Under this task are some entries; return every one of them exactly.

[Start Listed records]

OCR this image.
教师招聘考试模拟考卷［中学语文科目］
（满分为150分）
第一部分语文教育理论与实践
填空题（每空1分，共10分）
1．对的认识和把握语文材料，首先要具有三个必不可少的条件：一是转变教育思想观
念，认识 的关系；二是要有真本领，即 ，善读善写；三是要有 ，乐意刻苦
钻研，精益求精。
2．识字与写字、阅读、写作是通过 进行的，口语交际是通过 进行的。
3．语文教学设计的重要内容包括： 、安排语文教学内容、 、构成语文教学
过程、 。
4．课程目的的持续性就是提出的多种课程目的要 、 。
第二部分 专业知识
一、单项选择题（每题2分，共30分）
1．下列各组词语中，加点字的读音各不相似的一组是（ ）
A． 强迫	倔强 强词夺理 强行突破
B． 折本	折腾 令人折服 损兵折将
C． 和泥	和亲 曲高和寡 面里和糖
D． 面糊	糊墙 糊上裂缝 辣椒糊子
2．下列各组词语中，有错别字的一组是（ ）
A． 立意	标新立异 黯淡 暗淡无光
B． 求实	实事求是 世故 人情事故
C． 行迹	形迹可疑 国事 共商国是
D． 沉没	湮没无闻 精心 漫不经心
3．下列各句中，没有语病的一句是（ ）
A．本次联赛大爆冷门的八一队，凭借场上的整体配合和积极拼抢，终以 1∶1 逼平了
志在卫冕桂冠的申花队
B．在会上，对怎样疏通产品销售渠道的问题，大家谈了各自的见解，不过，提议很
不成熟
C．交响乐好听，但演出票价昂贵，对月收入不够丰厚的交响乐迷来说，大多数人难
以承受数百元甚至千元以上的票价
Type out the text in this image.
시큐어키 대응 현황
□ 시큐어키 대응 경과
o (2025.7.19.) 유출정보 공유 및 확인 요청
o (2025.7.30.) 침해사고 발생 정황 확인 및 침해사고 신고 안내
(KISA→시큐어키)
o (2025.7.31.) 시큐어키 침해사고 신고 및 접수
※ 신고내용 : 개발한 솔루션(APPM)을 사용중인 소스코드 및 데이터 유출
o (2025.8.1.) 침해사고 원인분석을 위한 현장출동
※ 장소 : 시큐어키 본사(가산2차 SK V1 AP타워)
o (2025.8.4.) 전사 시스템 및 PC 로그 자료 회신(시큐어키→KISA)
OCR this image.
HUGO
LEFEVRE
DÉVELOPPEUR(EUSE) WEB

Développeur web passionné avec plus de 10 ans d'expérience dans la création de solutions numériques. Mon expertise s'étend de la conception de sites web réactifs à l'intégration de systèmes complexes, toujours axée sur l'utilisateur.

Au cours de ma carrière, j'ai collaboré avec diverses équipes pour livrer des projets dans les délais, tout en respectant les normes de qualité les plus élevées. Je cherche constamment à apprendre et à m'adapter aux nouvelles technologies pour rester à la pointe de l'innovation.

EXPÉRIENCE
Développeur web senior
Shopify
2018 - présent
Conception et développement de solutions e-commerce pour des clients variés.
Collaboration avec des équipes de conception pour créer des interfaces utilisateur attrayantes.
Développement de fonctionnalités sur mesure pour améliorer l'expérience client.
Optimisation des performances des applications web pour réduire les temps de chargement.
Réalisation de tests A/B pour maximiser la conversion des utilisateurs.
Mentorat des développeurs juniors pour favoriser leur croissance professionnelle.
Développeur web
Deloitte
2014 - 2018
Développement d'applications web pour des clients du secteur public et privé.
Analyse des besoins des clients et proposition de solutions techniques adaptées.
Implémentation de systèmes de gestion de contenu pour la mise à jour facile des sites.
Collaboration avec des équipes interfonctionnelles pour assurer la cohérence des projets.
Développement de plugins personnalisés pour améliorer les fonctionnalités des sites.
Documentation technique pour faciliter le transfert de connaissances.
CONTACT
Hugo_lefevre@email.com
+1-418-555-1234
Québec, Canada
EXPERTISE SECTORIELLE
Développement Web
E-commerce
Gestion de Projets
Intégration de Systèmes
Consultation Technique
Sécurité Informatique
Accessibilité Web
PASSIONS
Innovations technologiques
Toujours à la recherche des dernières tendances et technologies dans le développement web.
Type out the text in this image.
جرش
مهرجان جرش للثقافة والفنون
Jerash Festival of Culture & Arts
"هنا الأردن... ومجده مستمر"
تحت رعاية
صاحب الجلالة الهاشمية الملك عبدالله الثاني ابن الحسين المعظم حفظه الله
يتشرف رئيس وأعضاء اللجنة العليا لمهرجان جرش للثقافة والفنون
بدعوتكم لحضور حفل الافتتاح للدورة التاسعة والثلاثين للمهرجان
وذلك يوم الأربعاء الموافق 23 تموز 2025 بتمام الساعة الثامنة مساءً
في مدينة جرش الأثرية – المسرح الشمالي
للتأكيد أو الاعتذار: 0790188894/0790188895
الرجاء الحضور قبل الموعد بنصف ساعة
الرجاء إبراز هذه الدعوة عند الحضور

[End Listed records]

Answer to this problem
OCR this image.
教师招聘考试模拟考卷［中学语文科目］
（满分为150分）
第一部分语文教育理论与实践
填空题（每空1分，共10分）
1．对的认识和把握语文材料，首先要具有三个必不可少的条件：一是转变教育思想观
念，认识 的关系；二是要有真本领，即 ，善读善写；三是要有 ，乐意刻苦
钻研，精益求精。
2．识字与写字、阅读、写作是通过 进行的，口语交际是通过 进行的。
3．语文教学设计的重要内容包括： 、安排语文教学内容、 、构成语文教学
过程、 。
4．课程目的的持续性就是提出的多种课程目的要 、 。
第二部分 专业知识
一、单项选择题（每题2分，共30分）
1．下列各组词语中，加点字的读音各不相似的一组是（ ）
A． 强迫	倔强 强词夺理 强行突破
B． 折本	折腾 令人折服 损兵折将
C． 和泥	和亲 曲高和寡 面里和糖
D． 面糊	糊墙 糊上裂缝 辣椒糊子
2．下列各组词语中，有错别字的一组是（ ）
A． 立意	标新立异 黯淡 暗淡无光
B． 求实	实事求是 世故 人情事故
C． 行迹	形迹可疑 国事 共商国是
D． 沉没	湮没无闻 精心 漫不经心
3．下列各句中，没有语病的一句是（ ）
A．本次联赛大爆冷门的八一队，凭借场上的整体配合和积极拼抢，终以 1∶1 逼平了
志在卫冕桂冠的申花队
B．在会上，对怎样疏通产品销售渠道的问题，大家谈了各自的见解，不过，提议很
不成熟
C．交响乐好听，但演出票价昂贵，对月收入不够丰厚的交响乐迷来说，大多数人难
以承受数百元甚至千元以上的票价
Type out the text in this image.
시큐어키 대응 현황
□ 시큐어키 대응 경과
o (2025.7.19.) 유출정보 공유 및 확인 요청
o (2025.7.30.) 침해사고 발생 정황 확인 및 침해사고 신고 안내
(KISA→시큐어키)
o (2025.7.31.) 시큐어키 침해사고 신고 및 접수
※ 신고내용 : 개발한 솔루션(APPM)을 사용중인 소스코드 및 데이터 유출
o (2025.8.1.) 침해사고 원인분석을 위한 현장출동
※ 장소 : 시큐어키 본사(가산2차 SK V1 AP타워)
o (2025.8.4.) 전사 시스템 및 PC 로그 자료 회신(시큐어키→KISA)
OCR this image.
HUGO
LEFEVRE
DÉVELOPPEUR(EUSE) WEB

Développeur web passionné avec plus de 10 ans d'expérience dans la création de solutions numériques. Mon expertise s'étend de la conception de sites web réactifs à l'intégration de systèmes complexes, toujours axée sur l'utilisateur.

Au cours de ma carrière, j'ai collaboré avec diverses équipes pour livrer des projets dans les délais, tout en respectant les normes de qualité les plus élevées. Je cherche constamment à apprendre et à m'adapter aux nouvelles technologies pour rester à la pointe de l'innovation.

EXPÉRIENCE
Développeur web senior
Shopify
2018 - présent
Conception et développement de solutions e-commerce pour des clients variés.
Collaboration avec des équipes de conception pour créer des interfaces utilisateur attrayantes.
Développement de fonctionnalités sur mesure pour améliorer l'expérience client.
Optimisation des performances des applications web pour réduire les temps de chargement.
Réalisation de tests A/B pour maximiser la conversion des utilisateurs.
Mentorat des développeurs juniors pour favoriser leur croissance professionnelle.
Développeur web
Deloitte
2014 - 2018
Développement d'applications web pour des clients du secteur public et privé.
Analyse des besoins des clients et proposition de solutions techniques adaptées.
Implémentation de systèmes de gestion de contenu pour la mise à jour facile des sites.
Collaboration avec des équipes interfonctionnelles pour assurer la cohérence des projets.
Développement de plugins personnalisés pour améliorer les fonctionnalités des sites.
Documentation technique pour faciliter le transfert de connaissances.
CONTACT
Hugo_lefevre@email.com
+1-418-555-1234
Québec, Canada
EXPERTISE SECTORIELLE
Développement Web
E-commerce
Gestion de Projets
Intégration de Systèmes
Consultation Technique
Sécurité Informatique
Accessibilité Web
PASSIONS
Innovations technologiques
Toujours à la recherche des dernières tendances et technologies dans le développement web.
Type out the text in this image.
جرش
مهرجان جرش للثقافة والفنون
Jerash Festival of Culture & Arts
"هنا الأردن... ومجده مستمر"
تحت رعاية
صاحب الجلالة الهاشمية الملك عبدالله الثاني ابن الحسين المعظم حفظه الله
يتشرف رئيس وأعضاء اللجنة العليا لمهرجان جرش للثقافة والفنون
بدعوتكم لحضور حفل الافتتاح للدورة التاسعة والثلاثين للمهرجان
وذلك يوم الأربعاء الموافق 23 تموز 2025 بتمام الساعة الثامنة مساءً
في مدينة جرش الأثرية – المسرح الشمالي
للتأكيد أو الاعتذار: 0790188894/0790188895
الرجاء الحضور قبل الموعد بنصف ساعة
الرجاء إبراز هذه الدعوة عند الحضور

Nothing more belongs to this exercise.